(Source passage)

Hold for 10-15 seconds and gradually increase the holding time. Avoid doing this exercise if you have abdominal hernias, are experiencing neck or knee pain, or have injuries in your neck, back, or shoulders.
To maximize the benefits of these exercises, stretch until you feel good. The more often you do these exercises, the more benefits you will experience.
How to Make Exercise a Part of Your Routine to Reduce Lower Back Pain
The best way to relieve lower back pain is to make exercise a part of your daily routine. Start slowly and gradually increase your time and intensity as you become stronger. Do what works for you. If you prefer walking, running, or swimming, that is fine. The key is finding something you enjoy enough to do regularly. Make it part of your daily routine. You can do it first thing in the morning or right before bed. Be patient. Your lower back will heal, but it may take time.
3 Exercises to Avoid
Exercises benefit your health, but unfortunately, some are bad for your lower back. These include:
1. Leg Lifts
Lifting both legs simultaneously is often recommended for strengthening your abdominal muscles. However, performing leg lifts while lying on your back can be strenuous if your core muscles are weak, thus worsening back pain. An alternative option is lying down on your back with one leg extended and the other bent at the knee. Keep your lower back pressed against the floor, then carefully elevate the extended leg about 6 inches and remain in that position for a few moments before lowering it again. Do this 10 times, then switch legs.
2. Toe Touches
When you do toe touches from a standing position, additional pressure is put on your vertebrae discs and ligaments. This can lead to an overextension of your lower back muscles and hamstrings.

(End Source passage)
(Data for review)

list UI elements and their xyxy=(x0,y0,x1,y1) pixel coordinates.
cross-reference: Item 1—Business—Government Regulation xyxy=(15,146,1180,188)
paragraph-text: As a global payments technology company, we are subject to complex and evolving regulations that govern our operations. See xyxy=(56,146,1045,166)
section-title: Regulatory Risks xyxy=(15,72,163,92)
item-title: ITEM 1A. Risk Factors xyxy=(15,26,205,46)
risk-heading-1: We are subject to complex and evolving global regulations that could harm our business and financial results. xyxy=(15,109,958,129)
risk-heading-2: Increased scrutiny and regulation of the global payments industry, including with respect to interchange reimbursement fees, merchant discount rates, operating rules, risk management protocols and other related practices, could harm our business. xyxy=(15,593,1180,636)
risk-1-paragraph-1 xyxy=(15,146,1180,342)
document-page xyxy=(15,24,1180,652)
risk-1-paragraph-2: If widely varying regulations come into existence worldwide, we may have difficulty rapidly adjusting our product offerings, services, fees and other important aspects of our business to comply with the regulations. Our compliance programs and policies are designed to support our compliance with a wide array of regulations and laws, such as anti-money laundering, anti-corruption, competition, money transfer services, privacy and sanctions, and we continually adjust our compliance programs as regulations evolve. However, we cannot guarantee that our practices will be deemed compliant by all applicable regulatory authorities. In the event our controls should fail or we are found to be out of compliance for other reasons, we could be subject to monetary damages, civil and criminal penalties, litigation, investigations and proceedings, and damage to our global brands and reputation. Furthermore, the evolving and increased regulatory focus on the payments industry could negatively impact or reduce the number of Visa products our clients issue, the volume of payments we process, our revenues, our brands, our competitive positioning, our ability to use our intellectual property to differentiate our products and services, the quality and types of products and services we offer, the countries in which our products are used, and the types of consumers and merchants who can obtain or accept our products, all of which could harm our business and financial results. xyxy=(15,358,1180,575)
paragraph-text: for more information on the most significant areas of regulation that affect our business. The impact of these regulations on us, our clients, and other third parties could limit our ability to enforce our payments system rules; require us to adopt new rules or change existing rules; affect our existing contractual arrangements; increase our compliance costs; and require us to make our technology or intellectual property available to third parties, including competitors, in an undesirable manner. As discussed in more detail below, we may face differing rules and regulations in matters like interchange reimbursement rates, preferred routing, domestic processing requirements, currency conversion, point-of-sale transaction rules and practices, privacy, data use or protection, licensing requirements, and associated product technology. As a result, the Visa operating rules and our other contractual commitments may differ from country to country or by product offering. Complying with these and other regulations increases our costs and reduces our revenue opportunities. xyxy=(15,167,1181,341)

(End Data for review)

Required tasks:
(1) Reproduce verbatim the part of the lower back pain article from "Hold for 10-15" up to and including "you will experience.".
(2) Name every activity that the lower back pain article mentions as an acceptable choice if you prefer it for your routine.
(3) Extend the article on lower back pain exercises, picking up after its final sentence.
The listing was taken from a separate source, not from the lower back pain article.

Results for the exercise:
(1)
Hold for 10-15 seconds and gradually increase the holding time. Avoid doing this exercise if you have abdominal hernias, are experiencing neck or knee pain, or have injuries in your neck, back, or shoulders.
To maximize the benefits of these exercises, stretch until you feel good. The more often you do these exercises, the more benefits you will experience.

(2) walking, running, swimming

(3)
This Sit-ups can build up the muscles in the core or stomach area, however, the majority of individuals actually use the muscles in their hips when performing sit-ups. Sit-ups can cause a great amount of strain on the discs in the back.
More Tips to Reduce Back Pain
- Stay hydrated. During exercise, you sweat, and that sweat can dehydrate your muscles. Drink plenty of water to stay hydrated.
- Eat a healthy diet. A well-balanced diet that includes enough protein, whole grains, fruits, and vegetables can help you recover from workouts and reduce pain.
- Stretch regularly. Stretching helps keep your muscles loose and improves flexibility.
- Get enough sleep. Sleep deprivation can cause pain and affect your ability to recover from workouts.
- Maintain good posture. Reducing the tension on the tendons in the back can prevent aches and muscular soreness.
Maintain a healthy weight. Carrying extra weight, specifically around your abdomen, can worsen back pain by changing your balance and putting additional stress on your lower back.
When to See a Doctor for Lower Back Pain
If you experience pain during exercise that is more than just minor discomfort and persists for more than 15 minutes, stop exercising and seek medical advice.
Make exercise a part of your daily routine, and you can relieve your lower back pain and prevent future back injuries. Stay hydrated and eat a healthy diet to maximize your results, so you can relieve your lower back pain and get back to feeling your best. It’s important to understand that lower back pain is extremely common and linked to many other conditions. If you have lower back pain, you should speak with your doctor to evaluate your condition and determine the best treatment options.